:: What the task asks ::
Write out the listing below in full and exactly, leaving out every picture.

:: Dataset records ::
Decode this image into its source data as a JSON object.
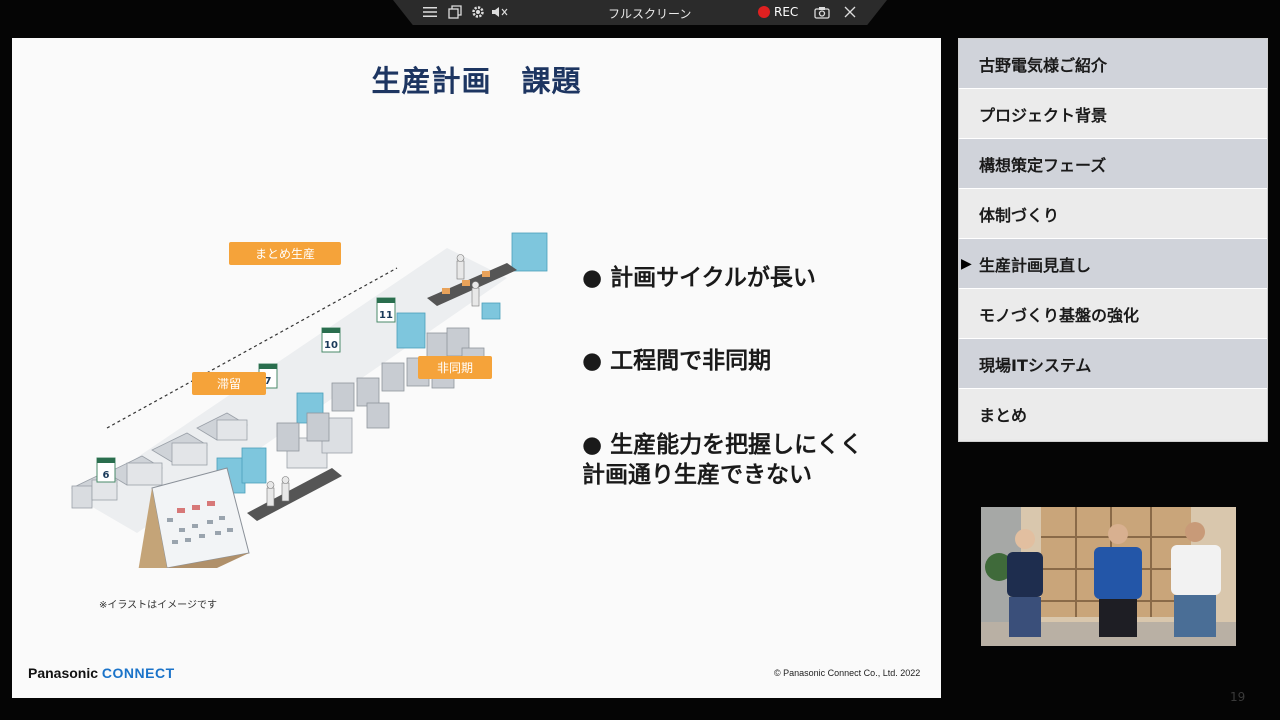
{
  "toolbar": {
    "title": "フルスクリーン",
    "rec_label": "REC",
    "icons": [
      "menu-icon",
      "window-icon",
      "gear-icon",
      "mute-icon",
      "camera-icon",
      "close-icon"
    ],
    "rec_color": "#e02020"
  },
  "slide": {
    "title": "生産計画　課題",
    "bullets": [
      "● 計画サイクルが長い",
      "● 工程間で非同期",
      "● 生産能力を把握しにくく",
      "計画通り生産できない"
    ],
    "tags": [
      "まとめ生産",
      "滞留",
      "非同期"
    ],
    "calendar_numbers": [
      "6",
      "7",
      "10",
      "11"
    ],
    "note": "※イラストはイメージです",
    "logo_part1": "Panasonic",
    "logo_part2": "CONNECT",
    "copyright": "© Panasonic Connect Co., Ltd. 2022",
    "accent_color": "#f5a33a",
    "title_color": "#1d3561"
  },
  "agenda": {
    "items": [
      {
        "label": "古野電気様ご紹介",
        "active": false
      },
      {
        "label": "プロジェクト背景",
        "active": false
      },
      {
        "label": "構想策定フェーズ",
        "active": false
      },
      {
        "label": "体制づくり",
        "active": false
      },
      {
        "label": "生産計画見直し",
        "active": true
      },
      {
        "label": "モノづくり基盤の強化",
        "active": false
      },
      {
        "label": "現場ITシステム",
        "active": false
      },
      {
        "label": "まとめ",
        "active": false
      }
    ],
    "active_marker": "▶"
  },
  "video": {
    "people": 3
  },
  "page_number": "19"
}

:: Answer to the task ::
Decode this image into its source data as a JSON object.
{
  "toolbar": {
    "title": "フルスクリーン",
    "rec_label": "REC",
    "icons": [
      "menu-icon",
      "window-icon",
      "gear-icon",
      "mute-icon",
      "camera-icon",
      "close-icon"
    ],
    "rec_color": "#e02020"
  },
  "slide": {
    "title": "生産計画　課題",
    "bullets": [
      "● 計画サイクルが長い",
      "● 工程間で非同期",
      "● 生産能力を把握しにくく",
      "計画通り生産できない"
    ],
    "tags": [
      "まとめ生産",
      "滞留",
      "非同期"
    ],
    "calendar_numbers": [
      "6",
      "7",
      "10",
      "11"
    ],
    "note": "※イラストはイメージです",
    "logo_part1": "Panasonic",
    "logo_part2": "CONNECT",
    "copyright": "© Panasonic Connect Co., Ltd. 2022",
    "accent_color": "#f5a33a",
    "title_color": "#1d3561"
  },
  "agenda": {
    "items": [
      {
        "label": "古野電気様ご紹介",
        "active": false
      },
      {
        "label": "プロジェクト背景",
        "active": false
      },
      {
        "label": "構想策定フェーズ",
        "active": false
      },
      {
        "label": "体制づくり",
        "active": false
      },
      {
        "label": "生産計画見直し",
        "active": true
      },
      {
        "label": "モノづくり基盤の強化",
        "active": false
      },
      {
        "label": "現場ITシステム",
        "active": false
      },
      {
        "label": "まとめ",
        "active": false
      }
    ],
    "active_marker": "▶"
  },
  "video": {
    "people": 3
  },
  "page_number": "19"
}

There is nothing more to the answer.